_Part of a data file_
[start]

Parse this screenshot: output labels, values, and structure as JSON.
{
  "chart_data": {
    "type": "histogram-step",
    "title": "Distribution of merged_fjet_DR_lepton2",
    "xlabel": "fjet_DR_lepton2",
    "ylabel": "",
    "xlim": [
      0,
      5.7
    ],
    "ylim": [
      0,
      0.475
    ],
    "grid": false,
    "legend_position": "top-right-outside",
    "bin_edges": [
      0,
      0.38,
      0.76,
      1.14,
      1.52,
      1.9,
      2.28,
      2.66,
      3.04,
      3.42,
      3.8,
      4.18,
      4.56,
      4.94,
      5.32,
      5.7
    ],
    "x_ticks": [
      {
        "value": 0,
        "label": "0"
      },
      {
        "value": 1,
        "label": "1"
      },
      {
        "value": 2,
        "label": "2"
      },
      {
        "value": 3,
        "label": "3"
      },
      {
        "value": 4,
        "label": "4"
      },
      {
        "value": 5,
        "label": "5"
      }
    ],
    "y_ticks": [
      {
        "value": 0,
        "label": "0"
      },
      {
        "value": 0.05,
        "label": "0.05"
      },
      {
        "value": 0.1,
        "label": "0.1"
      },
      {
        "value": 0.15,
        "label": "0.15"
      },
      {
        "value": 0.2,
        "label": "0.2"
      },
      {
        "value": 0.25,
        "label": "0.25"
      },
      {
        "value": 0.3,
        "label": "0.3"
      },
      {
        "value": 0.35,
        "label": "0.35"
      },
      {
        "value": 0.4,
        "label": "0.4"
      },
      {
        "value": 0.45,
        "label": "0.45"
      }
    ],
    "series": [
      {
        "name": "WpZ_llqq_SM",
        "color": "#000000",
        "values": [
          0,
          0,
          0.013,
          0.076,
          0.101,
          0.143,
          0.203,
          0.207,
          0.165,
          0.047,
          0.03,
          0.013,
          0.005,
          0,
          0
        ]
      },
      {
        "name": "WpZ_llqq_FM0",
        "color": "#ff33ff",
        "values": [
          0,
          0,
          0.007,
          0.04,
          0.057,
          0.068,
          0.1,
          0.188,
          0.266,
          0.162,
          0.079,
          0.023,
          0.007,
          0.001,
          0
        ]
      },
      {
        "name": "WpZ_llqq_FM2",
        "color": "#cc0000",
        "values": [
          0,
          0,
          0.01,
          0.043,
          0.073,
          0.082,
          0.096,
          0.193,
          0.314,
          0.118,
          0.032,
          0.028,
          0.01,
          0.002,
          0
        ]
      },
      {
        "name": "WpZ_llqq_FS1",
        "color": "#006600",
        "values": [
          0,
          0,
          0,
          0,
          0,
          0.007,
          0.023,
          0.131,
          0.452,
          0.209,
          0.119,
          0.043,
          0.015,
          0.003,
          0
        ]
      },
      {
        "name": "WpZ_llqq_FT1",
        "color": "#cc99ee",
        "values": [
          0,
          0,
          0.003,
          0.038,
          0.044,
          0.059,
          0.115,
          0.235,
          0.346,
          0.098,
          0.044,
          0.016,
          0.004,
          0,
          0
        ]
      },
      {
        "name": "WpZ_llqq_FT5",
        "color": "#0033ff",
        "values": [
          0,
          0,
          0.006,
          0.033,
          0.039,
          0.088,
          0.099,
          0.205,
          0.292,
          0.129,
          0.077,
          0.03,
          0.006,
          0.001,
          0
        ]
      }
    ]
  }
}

[end]

Every entry must be output again, exactly as written above.

_FINAL RESULT_
Parse this screenshot: output labels, values, and structure as JSON.
{
  "chart_data": {
    "type": "histogram-step",
    "title": "Distribution of merged_fjet_DR_lepton2",
    "xlabel": "fjet_DR_lepton2",
    "ylabel": "",
    "xlim": [
      0,
      5.7
    ],
    "ylim": [
      0,
      0.475
    ],
    "grid": false,
    "legend_position": "top-right-outside",
    "bin_edges": [
      0,
      0.38,
      0.76,
      1.14,
      1.52,
      1.9,
      2.28,
      2.66,
      3.04,
      3.42,
      3.8,
      4.18,
      4.56,
      4.94,
      5.32,
      5.7
    ],
    "x_ticks": [
      {
        "value": 0,
        "label": "0"
      },
      {
        "value": 1,
        "label": "1"
      },
      {
        "value": 2,
        "label": "2"
      },
      {
        "value": 3,
        "label": "3"
      },
      {
        "value": 4,
        "label": "4"
      },
      {
        "value": 5,
        "label": "5"
      }
    ],
    "y_ticks": [
      {
        "value": 0,
        "label": "0"
      },
      {
        "value": 0.05,
        "label": "0.05"
      },
      {
        "value": 0.1,
        "label": "0.1"
      },
      {
        "value": 0.15,
        "label": "0.15"
      },
      {
        "value": 0.2,
        "label": "0.2"
      },
      {
        "value": 0.25,
        "label": "0.25"
      },
      {
        "value": 0.3,
        "label": "0.3"
      },
      {
        "value": 0.35,
        "label": "0.35"
      },
      {
        "value": 0.4,
        "label": "0.4"
      },
      {
        "value": 0.45,
        "label": "0.45"
      }
    ],
    "series": [
      {
        "name": "WpZ_llqq_SM",
        "color": "#000000",
        "values": [
          0,
          0,
          0.013,
          0.076,
          0.101,
          0.143,
          0.203,
          0.207,
          0.165,
          0.047,
          0.03,
          0.013,
          0.005,
          0,
          0
        ]
      },
      {
        "name": "WpZ_llqq_FM0",
        "color": "#ff33ff",
        "values": [
          0,
          0,
          0.007,
          0.04,
          0.057,
          0.068,
          0.1,
          0.188,
          0.266,
          0.162,
          0.079,
          0.023,
          0.007,
          0.001,
          0
        ]
      },
      {
        "name": "WpZ_llqq_FM2",
        "color": "#cc0000",
        "values": [
          0,
          0,
          0.01,
          0.043,
          0.073,
          0.082,
          0.096,
          0.193,
          0.314,
          0.118,
          0.032,
          0.028,
          0.01,
          0.002,
          0
        ]
      },
      {
        "name": "WpZ_llqq_FS1",
        "color": "#006600",
        "values": [
          0,
          0,
          0,
          0,
          0,
          0.007,
          0.023,
          0.131,
          0.452,
          0.209,
          0.119,
          0.043,
          0.015,
          0.003,
          0
        ]
      },
      {
        "name": "WpZ_llqq_FT1",
        "color": "#cc99ee",
        "values": [
          0,
          0,
          0.003,
          0.038,
          0.044,
          0.059,
          0.115,
          0.235,
          0.346,
          0.098,
          0.044,
          0.016,
          0.004,
          0,
          0
        ]
      },
      {
        "name": "WpZ_llqq_FT5",
        "color": "#0033ff",
        "values": [
          0,
          0,
          0.006,
          0.033,
          0.039,
          0.088,
          0.099,
          0.205,
          0.292,
          0.129,
          0.077,
          0.03,
          0.006,
          0.001,
          0
        ]
      }
    ]
  }
}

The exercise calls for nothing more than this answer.